→ What is required
Find the lines of data that contain the string "Julius", then list them.

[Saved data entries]
▬▬▬▬▬▬▬▬▬▬

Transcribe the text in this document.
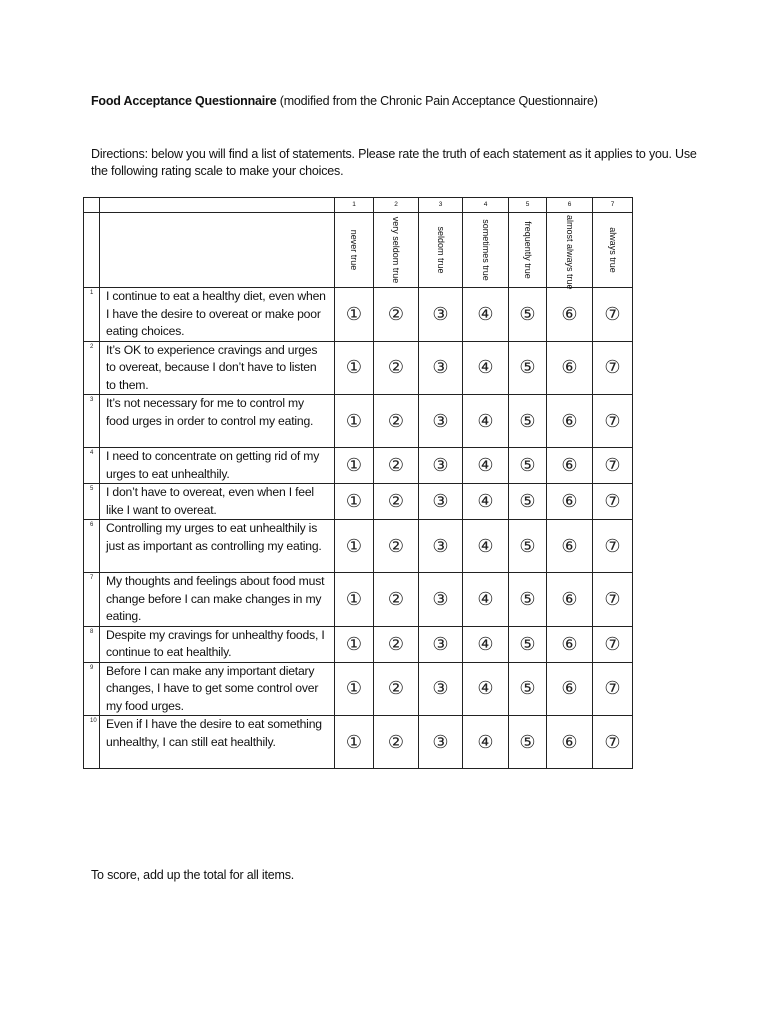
Food Acceptance Questionnaire (modified from the Chronic Pain Acceptance Questionnaire)
Directions: below you will find a list of statements. Please rate the truth of each statement as it applies to you. Use the following rating scale to make your choices.
		1	2	3	4	5	6	7

		never true	very seldom true	seldom true	sometimes true	frequently true	almost always true	always true

1	I continue to eat a healthy diet, even when I have the desire to overeat or make poor eating choices.	①	②	③	④	⑤	⑥	⑦
2	It’s OK to experience cravings and urges to overeat, because I don’t have to listen to them.	①	②	③	④	⑤	⑥	⑦
3	It’s not necessary for me to control my food urges in order to control my eating.	①	②	③	④	⑤	⑥	⑦
4	I need to concentrate on getting rid of my urges to eat unhealthily.	①	②	③	④	⑤	⑥	⑦
5	I don’t have to overeat, even when I feel like I want to overeat.	①	②	③	④	⑤	⑥	⑦
6	Controlling my urges to eat unhealthily is just as important as controlling my eating.	①	②	③	④	⑤	⑥	⑦
7	My thoughts and feelings about food must change before I can make changes in my eating.	①	②	③	④	⑤	⑥	⑦
8	Despite my cravings for unhealthy foods, I continue to eat healthily.	①	②	③	④	⑤	⑥	⑦
9	Before I can make any important dietary changes, I have to get some control over my food urges.	①	②	③	④	⑤	⑥	⑦
10	Even if I have the desire to eat something unhealthy, I can still eat healthily.	①	②	③	④	⑤	⑥	⑦
To score, add up the total for all items.
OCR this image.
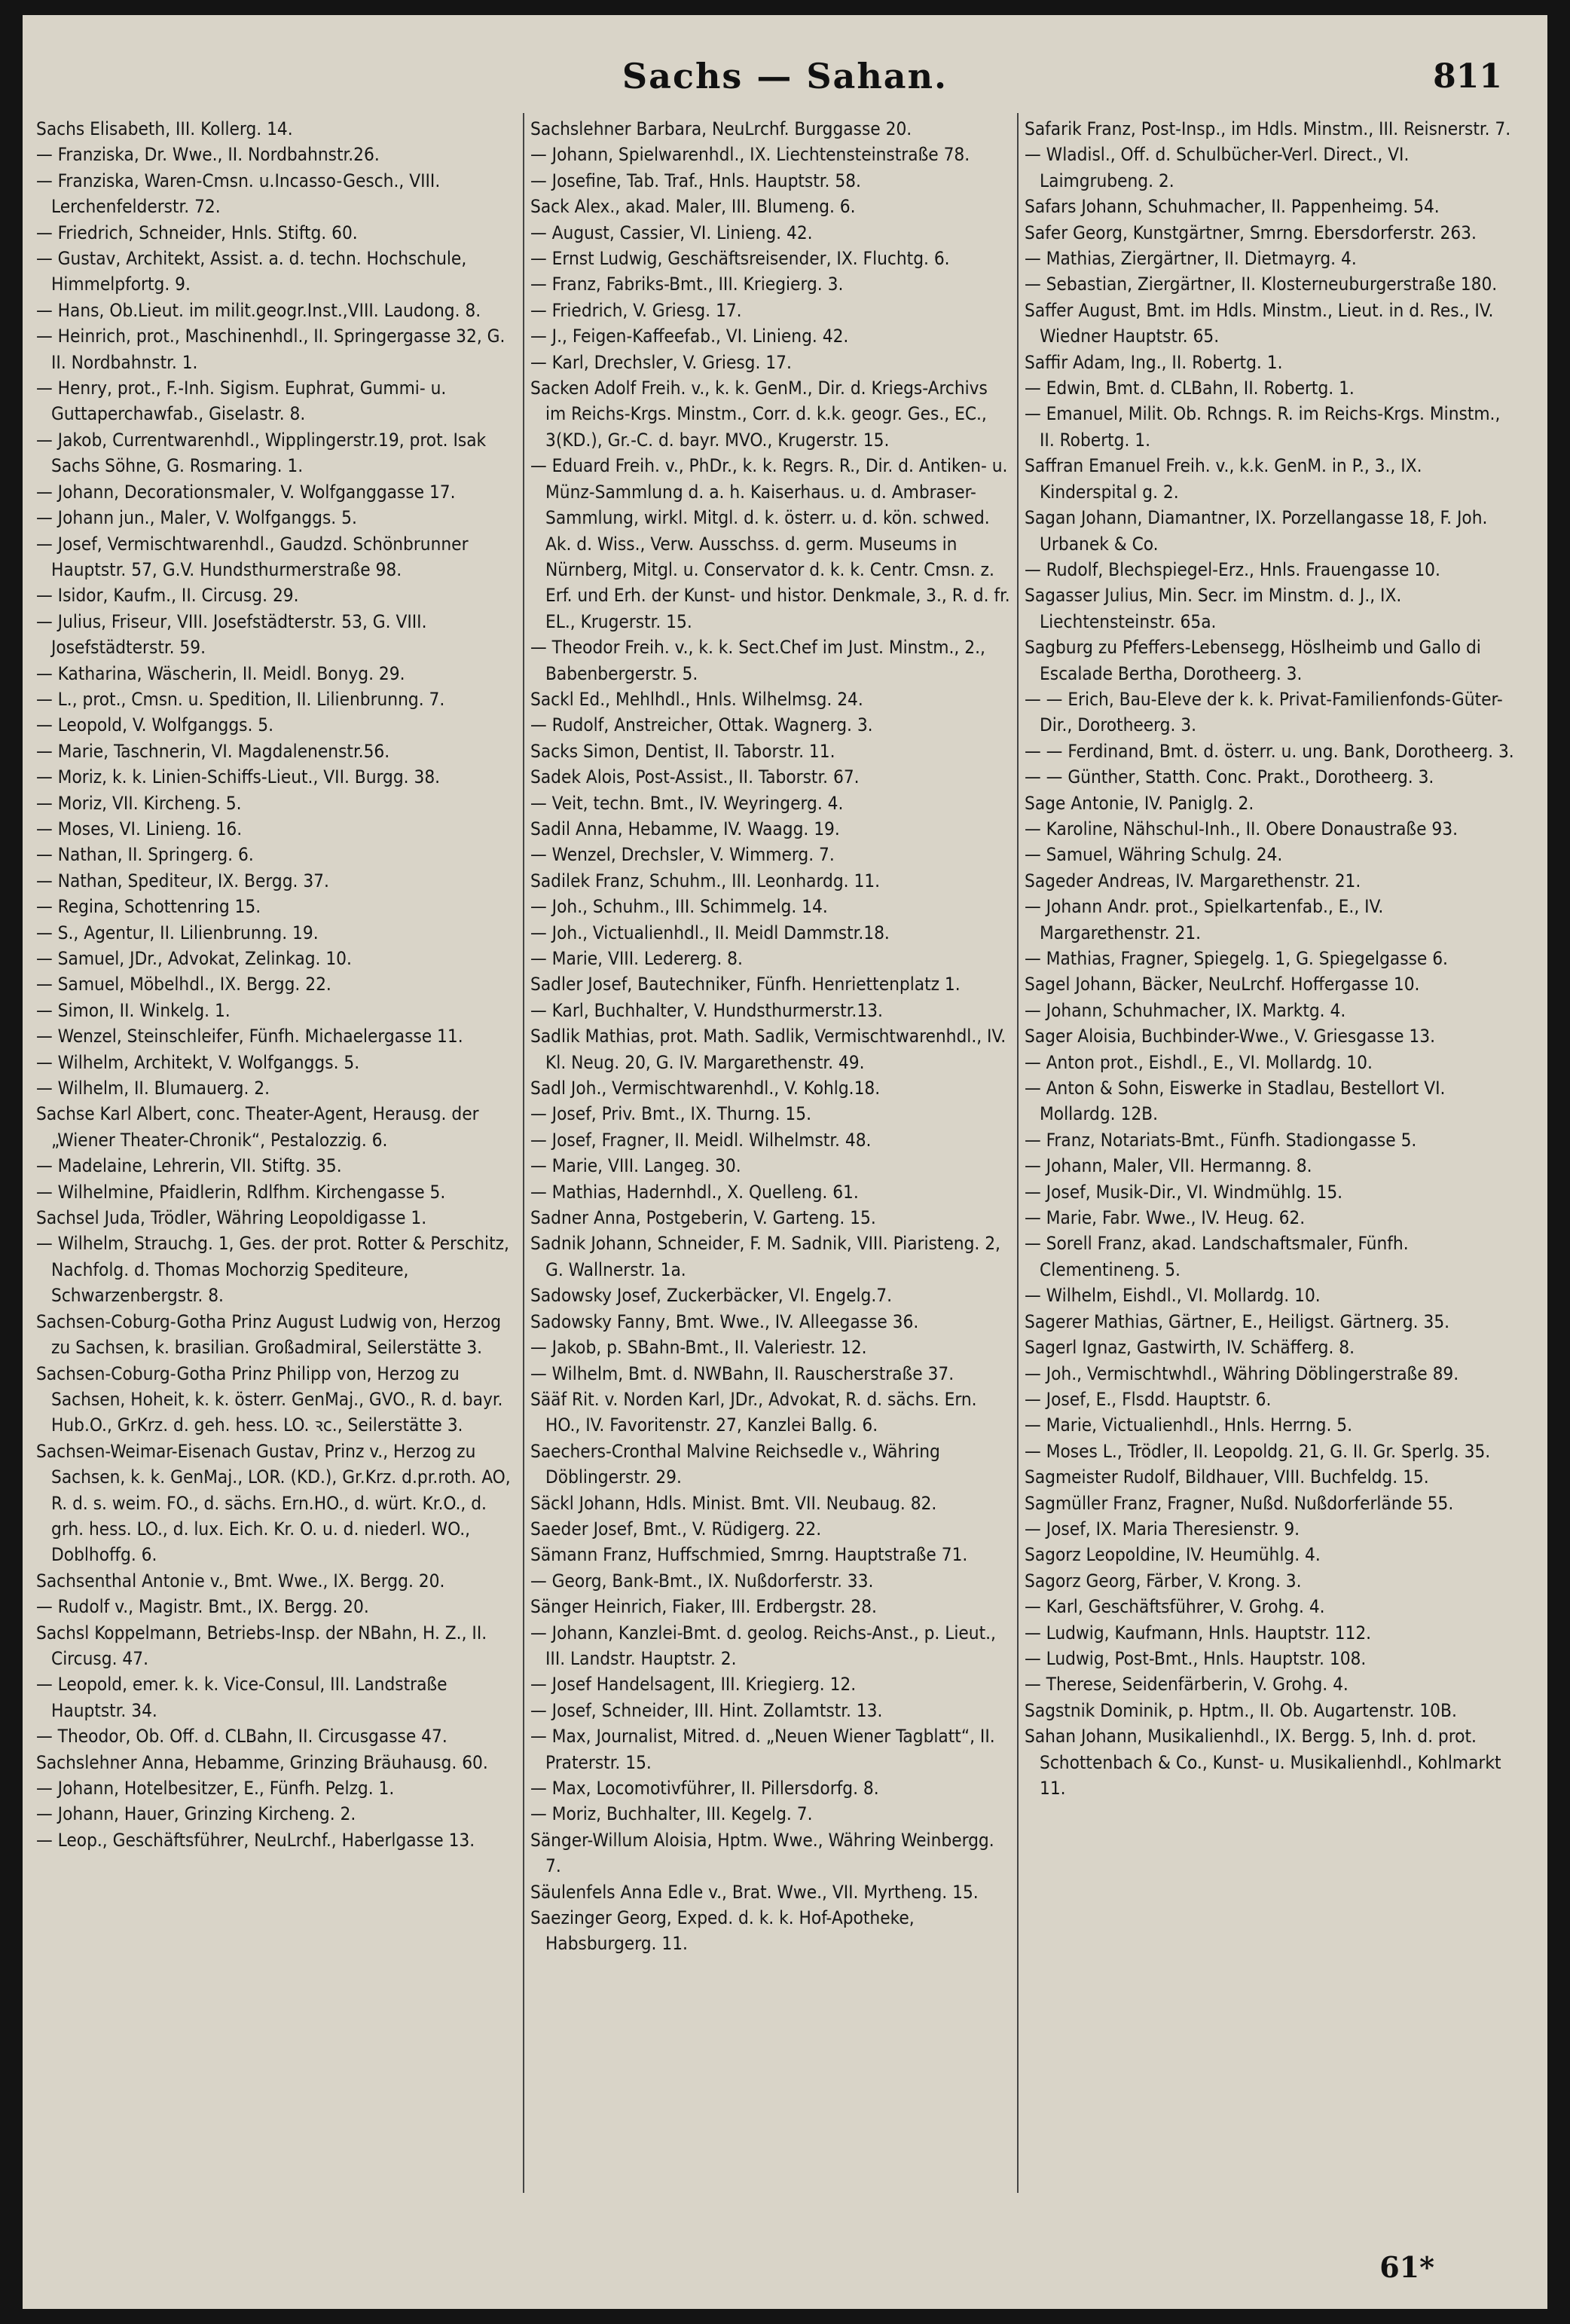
Sachs — Sahan.	811

Sachs Elisabeth, III. Kollerg. 14.

— Franziska, Dr. Wwe., II. Nordbahnstr.26.

— Franziska, Waren-Cmsn. u.Incasso-Gesch., VIII. Lerchenfelderstr. 72.

— Friedrich, Schneider, Hnls. Stiftg. 60.

— Gustav, Architekt, Assist. a. d. techn. Hochschule, Himmelpfortg. 9.

— Hans, Ob.Lieut. im milit.geogr.Inst.,VIII. Laudong. 8.

— Heinrich, prot., Maschinenhdl., II. Springergasse 32, G. II. Nordbahnstr. 1.

— Henry, prot., F.-Inh. Sigism. Euphrat, Gummi- u. Guttaperchawfab., Giselastr. 8.

— Jakob, Currentwarenhdl., Wipplingerstr.19, prot. Isak Sachs Söhne, G. Rosmaring. 1.

— Johann, Decorationsmaler, V. Wolfganggasse 17.

— Johann jun., Maler, V. Wolfganggs. 5.

— Josef, Vermischtwarenhdl., Gaudzd. Schönbrunner Hauptstr. 57, G.V. Hundsthurmerstraße 98.

— Isidor, Kaufm., II. Circusg. 29.

— Julius, Friseur, VIII. Josefstädterstr. 53, G. VIII. Josefstädterstr. 59.

— Katharina, Wäscherin, II. Meidl. Bonyg. 29.

— L., prot., Cmsn. u. Spedition, II. Lilienbrunng. 7.

— Leopold, V. Wolfganggs. 5.

— Marie, Taschnerin, VI. Magdalenenstr.56.

— Moriz, k. k. Linien-Schiffs-Lieut., VII. Burgg. 38.

— Moriz, VII. Kircheng. 5.

— Moses, VI. Linieng. 16.

— Nathan, II. Springerg. 6.

— Nathan, Spediteur, IX. Bergg. 37.

— Regina, Schottenring 15.

— S., Agentur, II. Lilienbrunng. 19.

— Samuel, JDr., Advokat, Zelinkag. 10.

— Samuel, Möbelhdl., IX. Bergg. 22.

— Simon, II. Winkelg. 1.

— Wenzel, Steinschleifer, Fünfh. Michaelergasse 11.

— Wilhelm, Architekt, V. Wolfganggs. 5.

— Wilhelm, II. Blumauerg. 2.

Sachse Karl Albert, conc. Theater-Agent, Herausg. der „Wiener Theater-Chronik“, Pestalozzig. 6.

— Madelaine, Lehrerin, VII. Stiftg. 35.

— Wilhelmine, Pfaidlerin, Rdlfhm. Kirchengasse 5.

Sachsel Juda, Trödler, Währing Leopoldigasse 1.

— Wilhelm, Strauchg. 1, Ges. der prot. Rotter & Perschitz, Nachfolg. d. Thomas Mochorzig Spediteure, Schwarzenbergstr. 8.

Sachsen-Coburg-Gotha Prinz August Ludwig von, Herzog zu Sachsen, k. brasilian. Großadmiral, Seilerstätte 3.

Sachsen-Coburg-Gotha Prinz Philipp von, Herzog zu Sachsen, Hoheit, k. k. österr. GenMaj., GVO., R. d. bayr. Hub.O., GrKrz. d. geh. hess. LO. ꝛc., Seilerstätte 3.

Sachsen-Weimar-Eisenach Gustav, Prinz v., Herzog zu Sachsen, k. k. GenMaj., LOR. (KD.), Gr.Krz. d.pr.roth. AO, R. d. s. weim. FO., d. sächs. Ern.HO., d. würt. Kr.O., d. grh. hess. LO., d. lux. Eich. Kr. O. u. d. niederl. WO., Doblhoffg. 6.

Sachsenthal Antonie v., Bmt. Wwe., IX. Bergg. 20.

— Rudolf v., Magistr. Bmt., IX. Bergg. 20.

Sachsl Koppelmann, Betriebs-Insp. der NBahn, H. Z., II. Circusg. 47.

— Leopold, emer. k. k. Vice-Consul, III. Landstraße Hauptstr. 34.

— Theodor, Ob. Off. d. CLBahn, II. Circusgasse 47.

Sachslehner Anna, Hebamme, Grinzing Bräuhausg. 60.

— Johann, Hotelbesitzer, E., Fünfh. Pelzg. 1.

— Johann, Hauer, Grinzing Kircheng. 2.

— Leop., Geschäftsführer, NeuLrchf., Haberlgasse 13.

Sachslehner Barbara, NeuLrchf. Burggasse 20.

— Johann, Spielwarenhdl., IX. Liechtensteinstraße 78.

— Josefine, Tab. Traf., Hnls. Hauptstr. 58.

Sack Alex., akad. Maler, III. Blumeng. 6.

— August, Cassier, VI. Linieng. 42.

— Ernst Ludwig, Geschäftsreisender, IX. Fluchtg. 6.

— Franz, Fabriks-Bmt., III. Kriegierg. 3.

— Friedrich, V. Griesg. 17.

— J., Feigen-Kaffeefab., VI. Linieng. 42.

— Karl, Drechsler, V. Griesg. 17.

Sacken Adolf Freih. v., k. k. GenM., Dir. d. Kriegs-Archivs im Reichs-Krgs. Minstm., Corr. d. k.k. geogr. Ges., EC., 3(KD.), Gr.-C. d. bayr. MVO., Krugerstr. 15.

— Eduard Freih. v., PhDr., k. k. Regrs. R., Dir. d. Antiken- u. Münz-Sammlung d. a. h. Kaiserhaus. u. d. Ambraser-Sammlung, wirkl. Mitgl. d. k. österr. u. d. kön. schwed. Ak. d. Wiss., Verw. Ausschss. d. germ. Museums in Nürnberg, Mitgl. u. Conservator d. k. k. Centr. Cmsn. z. Erf. und Erh. der Kunst- und histor. Denkmale, 3., R. d. fr. EL., Krugerstr. 15.

— Theodor Freih. v., k. k. Sect.Chef im Just. Minstm., 2., Babenbergerstr. 5.

Sackl Ed., Mehlhdl., Hnls. Wilhelmsg. 24.

— Rudolf, Anstreicher, Ottak. Wagnerg. 3.

Sacks Simon, Dentist, II. Taborstr. 11.

Sadek Alois, Post-Assist., II. Taborstr. 67.

— Veit, techn. Bmt., IV. Weyringerg. 4.

Sadil Anna, Hebamme, IV. Waagg. 19.

— Wenzel, Drechsler, V. Wimmerg. 7.

Sadilek Franz, Schuhm., III. Leonhardg. 11.

— Joh., Schuhm., III. Schimmelg. 14.

— Joh., Victualienhdl., II. Meidl Dammstr.18.

— Marie, VIII. Ledererg. 8.

Sadler Josef, Bautechniker, Fünfh. Henriettenplatz 1.

— Karl, Buchhalter, V. Hundsthurmerstr.13.

Sadlik Mathias, prot. Math. Sadlik, Vermischtwarenhdl., IV. Kl. Neug. 20, G. IV. Margarethenstr. 49.

Sadl Joh., Vermischtwarenhdl., V. Kohlg.18.

— Josef, Priv. Bmt., IX. Thurng. 15.

— Josef, Fragner, II. Meidl. Wilhelmstr. 48.

— Marie, VIII. Langeg. 30.

— Mathias, Hadernhdl., X. Quelleng. 61.

Sadner Anna, Postgeberin, V. Garteng. 15.

Sadnik Johann, Schneider, F. M. Sadnik, VIII. Piaristeng. 2, G. Wallnerstr. 1a.

Sadowsky Josef, Zuckerbäcker, VI. Engelg.7.

Sadowsky Fanny, Bmt. Wwe., IV. Alleegasse 36.

— Jakob, p. SBahn-Bmt., II. Valeriestr. 12.

— Wilhelm, Bmt. d. NWBahn, II. Rauscherstraße 37.

Sääf Rit. v. Norden Karl, JDr., Advokat, R. d. sächs. Ern. HO., IV. Favoritenstr. 27, Kanzlei Ballg. 6.

Saechers-Cronthal Malvine Reichsedle v., Währing Döblingerstr. 29.

Säckl Johann, Hdls. Minist. Bmt. VII. Neubaug. 82.

Saeder Josef, Bmt., V. Rüdigerg. 22.

Sämann Franz, Huffschmied, Smrng. Hauptstraße 71.

— Georg, Bank-Bmt., IX. Nußdorferstr. 33.

Sänger Heinrich, Fiaker, III. Erdbergstr. 28.

— Johann, Kanzlei-Bmt. d. geolog. Reichs-Anst., p. Lieut., III. Landstr. Hauptstr. 2.

— Josef Handelsagent, III. Kriegierg. 12.

— Josef, Schneider, III. Hint. Zollamtstr. 13.

— Max, Journalist, Mitred. d. „Neuen Wiener Tagblatt“, II. Praterstr. 15.

— Max, Locomotivführer, II. Pillersdorfg. 8.

— Moriz, Buchhalter, III. Kegelg. 7.

Sänger-Willum Aloisia, Hptm. Wwe., Währing Weinbergg. 7.

Säulenfels Anna Edle v., Brat. Wwe., VII. Myrtheng. 15.

Saezinger Georg, Exped. d. k. k. Hof-Apotheke, Habsburgerg. 11.

Safarik Franz, Post-Insp., im Hdls. Minstm., III. Reisnerstr. 7.

— Wladisl., Off. d. Schulbücher-Verl. Direct., VI. Laimgrubeng. 2.

Safars Johann, Schuhmacher, II. Pappenheimg. 54.

Safer Georg, Kunstgärtner, Smrng. Ebersdorferstr. 263.

— Mathias, Ziergärtner, II. Dietmayrg. 4.

— Sebastian, Ziergärtner, II. Klosterneuburgerstraße 180.

Saffer August, Bmt. im Hdls. Minstm., Lieut. in d. Res., IV. Wiedner Hauptstr. 65.

Saffir Adam, Ing., II. Robertg. 1.

— Edwin, Bmt. d. CLBahn, II. Robertg. 1.

— Emanuel, Milit. Ob. Rchngs. R. im Reichs-Krgs. Minstm., II. Robertg. 1.

Saffran Emanuel Freih. v., k.k. GenM. in P., 3., IX. Kinderspital g. 2.

Sagan Johann, Diamantner, IX. Porzellangasse 18, F. Joh. Urbanek & Co.

— Rudolf, Blechspiegel-Erz., Hnls. Frauengasse 10.

Sagasser Julius, Min. Secr. im Minstm. d. J., IX. Liechtensteinstr. 65a.

Sagburg zu Pfeffers-Lebensegg, Höslheimb und Gallo di Escalade Bertha, Dorotheerg. 3.

— — Erich, Bau-Eleve der k. k. Privat-Familienfonds-Güter-Dir., Dorotheerg. 3.

— — Ferdinand, Bmt. d. österr. u. ung. Bank, Dorotheerg. 3.

— — Günther, Statth. Conc. Prakt., Dorotheerg. 3.

Sage Antonie, IV. Paniglg. 2.

— Karoline, Nähschul-Inh., II. Obere Donaustraße 93.

— Samuel, Währing Schulg. 24.

Sageder Andreas, IV. Margarethenstr. 21.

— Johann Andr. prot., Spielkartenfab., E., IV. Margarethenstr. 21.

— Mathias, Fragner, Spiegelg. 1, G. Spiegelgasse 6.

Sagel Johann, Bäcker, NeuLrchf. Hoffergasse 10.

— Johann, Schuhmacher, IX. Marktg. 4.

Sager Aloisia, Buchbinder-Wwe., V. Griesgasse 13.

— Anton prot., Eishdl., E., VI. Mollardg. 10.

— Anton & Sohn, Eiswerke in Stadlau, Bestellort VI. Mollardg. 12B.

— Franz, Notariats-Bmt., Fünfh. Stadiongasse 5.

— Johann, Maler, VII. Hermanng. 8.

— Josef, Musik-Dir., VI. Windmühlg. 15.

— Marie, Fabr. Wwe., IV. Heug. 62.

— Sorell Franz, akad. Landschaftsmaler, Fünfh. Clementineng. 5.

— Wilhelm, Eishdl., VI. Mollardg. 10.

Sagerer Mathias, Gärtner, E., Heiligst. Gärtnerg. 35.

Sagerl Ignaz, Gastwirth, IV. Schäfferg. 8.

— Joh., Vermischtwhdl., Währing Döblingerstraße 89.

— Josef, E., Flsdd. Hauptstr. 6.

— Marie, Victualienhdl., Hnls. Herrng. 5.

— Moses L., Trödler, II. Leopoldg. 21, G. II. Gr. Sperlg. 35.

Sagmeister Rudolf, Bildhauer, VIII. Buchfeldg. 15.

Sagmüller Franz, Fragner, Nußd. Nußdorferlände 55.

— Josef, IX. Maria Theresienstr. 9.

Sagorz Leopoldine, IV. Heumühlg. 4.

Sagorz Georg, Färber, V. Krong. 3.

— Karl, Geschäftsführer, V. Grohg. 4.

— Ludwig, Kaufmann, Hnls. Hauptstr. 112.

— Ludwig, Post-Bmt., Hnls. Hauptstr. 108.

— Therese, Seidenfärberin, V. Grohg. 4.

Sagstnik Dominik, p. Hptm., II. Ob. Augartenstr. 10B.

Sahan Johann, Musikalienhdl., IX. Bergg. 5, Inh. d. prot. Schottenbach & Co., Kunst- u. Musikalienhdl., Kohlmarkt 11.

61*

▬▬▬▬▬▬▬▬▬▬

→ Answer to this problem
— Julius, Friseur, VIII. Josefstädterstr. 53, G. VIII. Josefstädterstr. 59.
Sagasser Julius, Min. Secr. im Minstm. d. J., IX. Liechtensteinstr. 65a.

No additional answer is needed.